§ TASK
Please pull out every line that includes the string "AESN".

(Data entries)
◆ ◆ ◆ ◆ ◆
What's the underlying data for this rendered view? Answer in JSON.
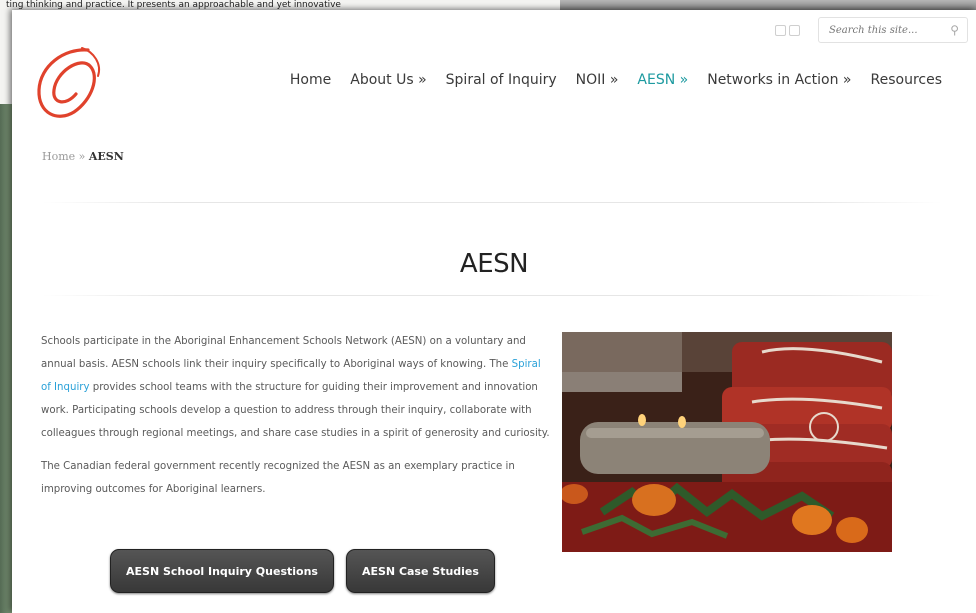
{
  "background_doc": {
    "line1": "ting thinking and practice. It presents an approachable and yet innovative"
  },
  "search": {
    "placeholder": "Search this site..."
  },
  "nav": {
    "items": [
      {
        "label": "Home"
      },
      {
        "label": "About Us »"
      },
      {
        "label": "Spiral of Inquiry"
      },
      {
        "label": "NOII »"
      },
      {
        "label": "AESN »"
      },
      {
        "label": "Networks in Action »"
      },
      {
        "label": "Resources"
      }
    ],
    "active_index": 4
  },
  "breadcrumb": {
    "home": "Home",
    "separator": " » ",
    "current": "AESN"
  },
  "page": {
    "title": "AESN",
    "para1_before": "Schools participate in the Aboriginal Enhancement Schools Network (AESN) on a voluntary and annual basis. AESN schools link their inquiry specifically to Aboriginal ways of knowing. The ",
    "para1_link": "Spiral of Inquiry",
    "para1_after": " provides school teams with the structure for guiding their improvement and innovation work. Participating schools develop a question to address through their inquiry, collaborate with colleagues through regional meetings, and share case studies in a spirit of generosity and curiosity.",
    "para2": "The Canadian federal government recently recognized the AESN as an exemplary practice in improving outcomes for Aboriginal learners."
  },
  "buttons": {
    "inquiry_questions": "AESN School Inquiry Questions",
    "case_studies": "AESN Case Studies"
  },
  "colors": {
    "accent": "#1d9aa0",
    "link": "#2aa1d8",
    "logo_red": "#e0422c",
    "button_dark": "#3f3f3f"
  }
}
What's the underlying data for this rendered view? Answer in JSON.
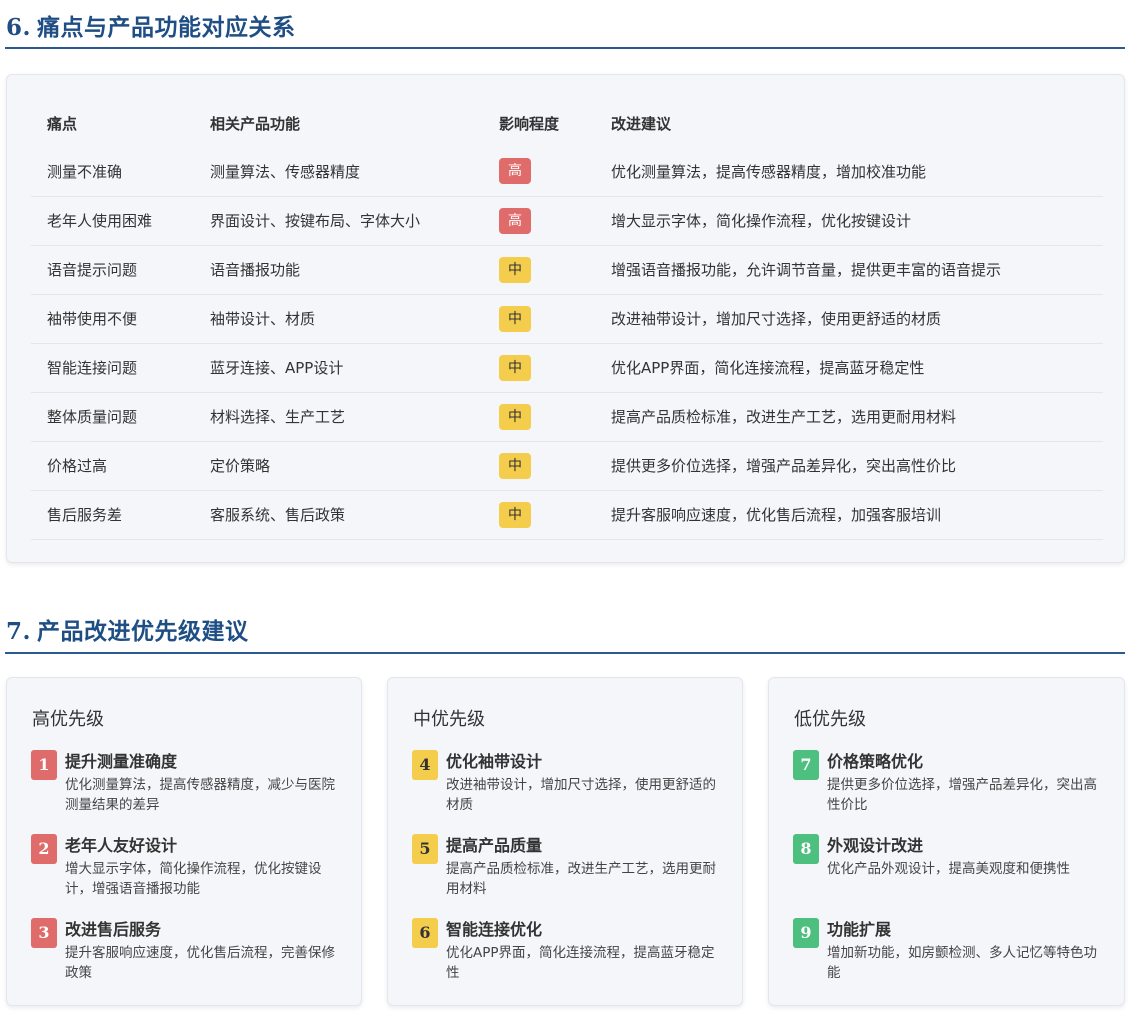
{
  "section6": {
    "number": "6.",
    "title": "痛点与产品功能对应关系",
    "headers": [
      "痛点",
      "相关产品功能",
      "影响程度",
      "改进建议"
    ],
    "rows": [
      {
        "pain": "测量不准确",
        "feature": "测量算法、传感器精度",
        "impact": "高",
        "suggestion": "优化测量算法，提高传感器精度，增加校准功能"
      },
      {
        "pain": "老年人使用困难",
        "feature": "界面设计、按键布局、字体大小",
        "impact": "高",
        "suggestion": "增大显示字体，简化操作流程，优化按键设计"
      },
      {
        "pain": "语音提示问题",
        "feature": "语音播报功能",
        "impact": "中",
        "suggestion": "增强语音播报功能，允许调节音量，提供更丰富的语音提示"
      },
      {
        "pain": "袖带使用不便",
        "feature": "袖带设计、材质",
        "impact": "中",
        "suggestion": "改进袖带设计，增加尺寸选择，使用更舒适的材质"
      },
      {
        "pain": "智能连接问题",
        "feature": "蓝牙连接、APP设计",
        "impact": "中",
        "suggestion": "优化APP界面，简化连接流程，提高蓝牙稳定性"
      },
      {
        "pain": "整体质量问题",
        "feature": "材料选择、生产工艺",
        "impact": "中",
        "suggestion": "提高产品质检标准，改进生产工艺，选用更耐用材料"
      },
      {
        "pain": "价格过高",
        "feature": "定价策略",
        "impact": "中",
        "suggestion": "提供更多价位选择，增强产品差异化，突出高性价比"
      },
      {
        "pain": "售后服务差",
        "feature": "客服系统、售后政策",
        "impact": "中",
        "suggestion": "提升客服响应速度，优化售后流程，加强客服培训"
      }
    ]
  },
  "section7": {
    "number": "7.",
    "title": "产品改进优先级建议",
    "cards": [
      {
        "heading": "高优先级",
        "items": [
          {
            "num": "1",
            "title": "提升测量准确度",
            "desc": "优化测量算法，提高传感器精度，减少与医院测量结果的差异"
          },
          {
            "num": "2",
            "title": "老年人友好设计",
            "desc": "增大显示字体，简化操作流程，优化按键设计，增强语音播报功能"
          },
          {
            "num": "3",
            "title": "改进售后服务",
            "desc": "提升客服响应速度，优化售后流程，完善保修政策"
          }
        ]
      },
      {
        "heading": "中优先级",
        "items": [
          {
            "num": "4",
            "title": "优化袖带设计",
            "desc": "改进袖带设计，增加尺寸选择，使用更舒适的材质"
          },
          {
            "num": "5",
            "title": "提高产品质量",
            "desc": "提高产品质检标准，改进生产工艺，选用更耐用材料"
          },
          {
            "num": "6",
            "title": "智能连接优化",
            "desc": "优化APP界面，简化连接流程，提高蓝牙稳定性"
          }
        ]
      },
      {
        "heading": "低优先级",
        "items": [
          {
            "num": "7",
            "title": "价格策略优化",
            "desc": "提供更多价位选择，增强产品差异化，突出高性价比"
          },
          {
            "num": "8",
            "title": "外观设计改进",
            "desc": "优化产品外观设计，提高美观度和便携性"
          },
          {
            "num": "9",
            "title": "功能扩展",
            "desc": "增加新功能，如房颤检测、多人记忆等特色功能"
          }
        ]
      }
    ]
  },
  "colors": {
    "title": "#1f4e85",
    "high": "#e06b6b",
    "mid": "#f5cd4d",
    "low": "#4dbf7f"
  }
}
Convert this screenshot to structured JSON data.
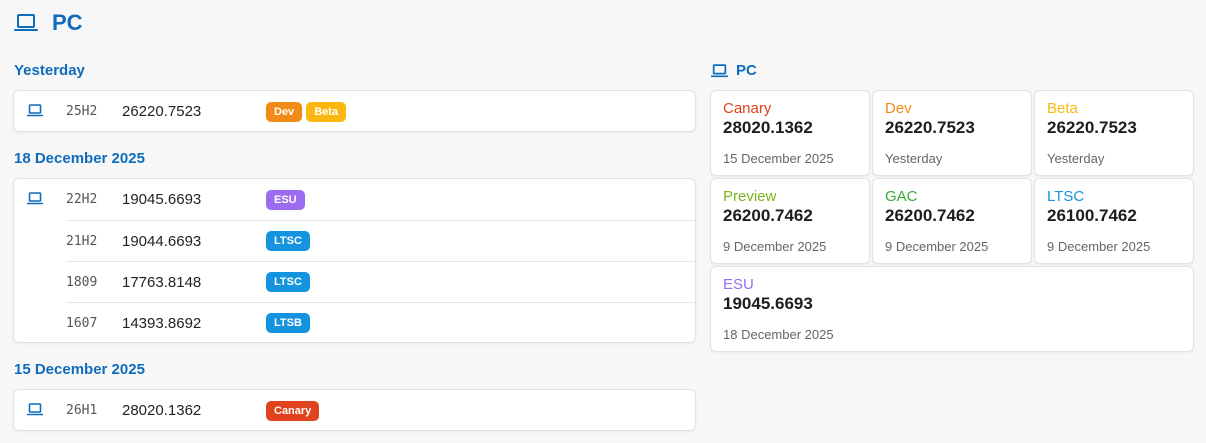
{
  "page": {
    "title": "PC",
    "icon": "laptop-icon"
  },
  "colors": {
    "accent": "#0f6cbd",
    "canary": "#e0431e",
    "dev": "#f28a17",
    "beta": "#fbb710",
    "preview": "#7ab51d",
    "gac": "#3aa83a",
    "ltsc": "#1493df",
    "ltsb": "#1493df",
    "esu": "#9b6cf0"
  },
  "timeline": [
    {
      "date": "Yesterday",
      "rows": [
        {
          "version": "25H2",
          "build": "26220.7523",
          "tags": [
            "Dev",
            "Beta"
          ]
        }
      ]
    },
    {
      "date": "18 December 2025",
      "rows": [
        {
          "version": "22H2",
          "build": "19045.6693",
          "tags": [
            "ESU"
          ]
        },
        {
          "version": "21H2",
          "build": "19044.6693",
          "tags": [
            "LTSC"
          ]
        },
        {
          "version": "1809",
          "build": "17763.8148",
          "tags": [
            "LTSC"
          ]
        },
        {
          "version": "1607",
          "build": "14393.8692",
          "tags": [
            "LTSB"
          ]
        }
      ]
    },
    {
      "date": "15 December 2025",
      "rows": [
        {
          "version": "26H1",
          "build": "28020.1362",
          "tags": [
            "Canary"
          ]
        }
      ]
    }
  ],
  "summary": {
    "title": "PC",
    "channels": [
      {
        "name": "Canary",
        "build": "28020.1362",
        "date": "15 December 2025"
      },
      {
        "name": "Dev",
        "build": "26220.7523",
        "date": "Yesterday"
      },
      {
        "name": "Beta",
        "build": "26220.7523",
        "date": "Yesterday"
      },
      {
        "name": "Preview",
        "build": "26200.7462",
        "date": "9 December 2025"
      },
      {
        "name": "GAC",
        "build": "26200.7462",
        "date": "9 December 2025"
      },
      {
        "name": "LTSC",
        "build": "26100.7462",
        "date": "9 December 2025"
      },
      {
        "name": "ESU",
        "build": "19045.6693",
        "date": "18 December 2025"
      }
    ]
  }
}
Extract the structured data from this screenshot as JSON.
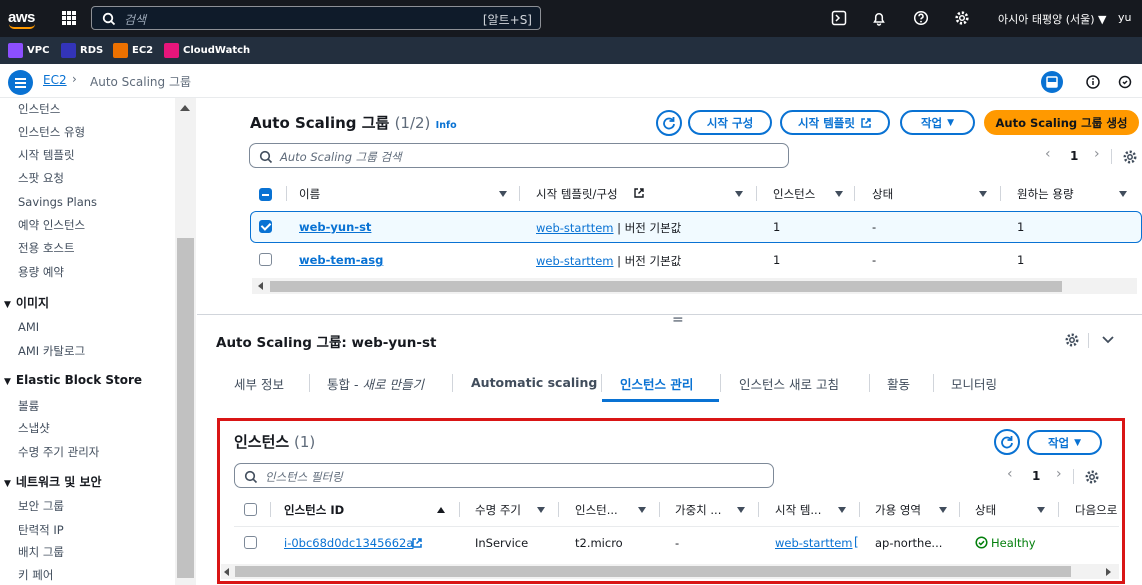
{
  "topbar": {
    "logo_text": "aws",
    "search_placeholder": "검색",
    "search_shortcut": "[알트+S]",
    "region": "아시아 태평양 (서울) ▼",
    "user": "yu"
  },
  "favorites": [
    {
      "label": "VPC",
      "color": "#8c4fff"
    },
    {
      "label": "RDS",
      "color": "#3334b9"
    },
    {
      "label": "EC2",
      "color": "#ed7100"
    },
    {
      "label": "CloudWatch",
      "color": "#e7157b"
    }
  ],
  "breadcrumb": {
    "service": "EC2",
    "separator": "›",
    "current": "Auto Scaling 그룹"
  },
  "sidebar": {
    "items_top": [
      "인스턴스",
      "인스턴스 유형",
      "시작 템플릿",
      "스팟 요청",
      "Savings Plans",
      "예약 인스턴스",
      "전용 호스트",
      "용량 예약"
    ],
    "section_images": "이미지",
    "items_images": [
      "AMI",
      "AMI 카탈로그"
    ],
    "section_ebs": "Elastic Block Store",
    "items_ebs": [
      "볼륨",
      "스냅샷",
      "수명 주기 관리자"
    ],
    "section_network": "네트워크 및 보안",
    "items_network": [
      "보안 그룹",
      "탄력적 IP",
      "배치 그룹",
      "키 페어"
    ]
  },
  "asg_panel": {
    "title": "Auto Scaling 그룹",
    "count": "(1/2)",
    "info": "Info",
    "btn_launch_config": "시작 구성",
    "btn_launch_template": "시작 템플릿",
    "btn_actions": "작업",
    "btn_create": "Auto Scaling 그룹 생성",
    "search_placeholder": "Auto Scaling 그룹 검색",
    "page": "1",
    "columns": [
      "이름",
      "시작 템플릿/구성",
      "인스턴스",
      "상태",
      "원하는 용량"
    ],
    "rows": [
      {
        "name": "web-yun-st",
        "template": "web-starttem",
        "version": " | 버전 기본값",
        "instances": "1",
        "status": "-",
        "desired": "1",
        "selected": true
      },
      {
        "name": "web-tem-asg",
        "template": "web-starttem",
        "version": " | 버전 기본값",
        "instances": "1",
        "status": "-",
        "desired": "1",
        "selected": false
      }
    ]
  },
  "detail": {
    "splitter": "=",
    "title": "Auto Scaling 그룹: web-yun-st",
    "tabs": [
      {
        "label": "세부 정보",
        "active": false
      },
      {
        "label": "통합 - ",
        "italic": "새로 만들기",
        "active": false
      },
      {
        "label": "Automatic scaling",
        "active": false
      },
      {
        "label": "인스턴스 관리",
        "active": true
      },
      {
        "label": "인스턴스 새로 고침",
        "active": false
      },
      {
        "label": "활동",
        "active": false
      },
      {
        "label": "모니터링",
        "active": false
      }
    ]
  },
  "instances_panel": {
    "title": "인스턴스",
    "count": "(1)",
    "btn_actions": "작업",
    "filter_placeholder": "인스턴스 필터링",
    "page": "1",
    "columns": [
      "인스턴스 ID",
      "수명 주기",
      "인스턴...",
      "가중치 ...",
      "시작 템...",
      "가용 영역",
      "상태",
      "다음으로"
    ],
    "rows": [
      {
        "id": "i-0bc68d0dc1345662a",
        "lifecycle": "InService",
        "type": "t2.micro",
        "weight": "-",
        "template": "web-starttem",
        "az": "ap-northe...",
        "health": "Healthy"
      }
    ]
  },
  "colors": {
    "accent": "#0972d3",
    "primary_button": "#ff9900",
    "highlight_border": "#d91515",
    "healthy": "#037f0c"
  }
}
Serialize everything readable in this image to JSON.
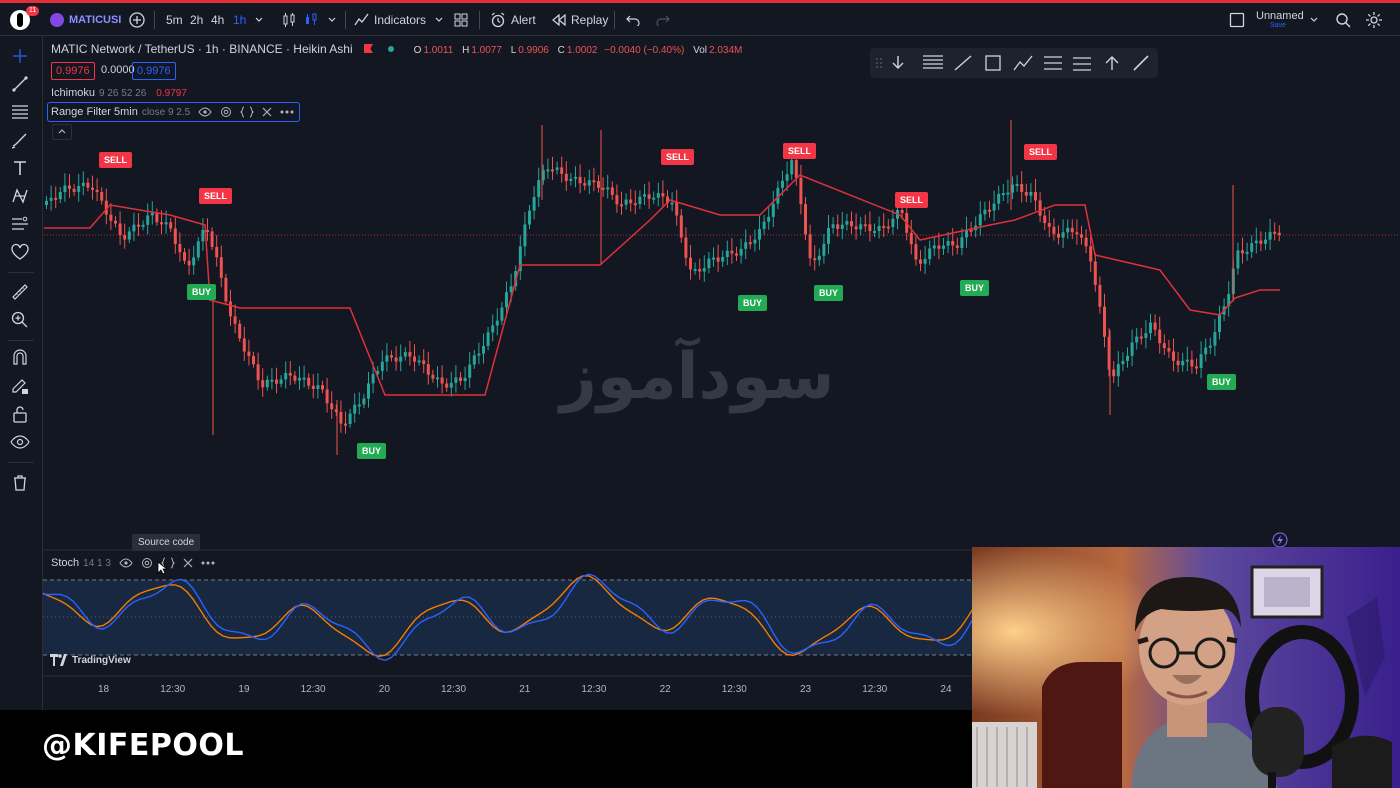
◆ ◆ ◆ ◆ ◆
§ WRITTEN SOLUTION
        "label": "AESN »"
    "current": "AESN"
    "title": "AESN",
    "para1_before": "Schools participate in the Aboriginal Enhancement Schools Network (AESN) on a voluntary and annual basis. AESN schools link their inquiry specifically to Aboriginal ways of knowing. The ",
    "para2": "The Canadian federal government recently recognized the AESN as an exemplary practice in improving outcomes for Aboriginal learners."
    "inquiry_questions": "AESN School Inquiry Questions",
    "case_studies": "AESN Case Studies"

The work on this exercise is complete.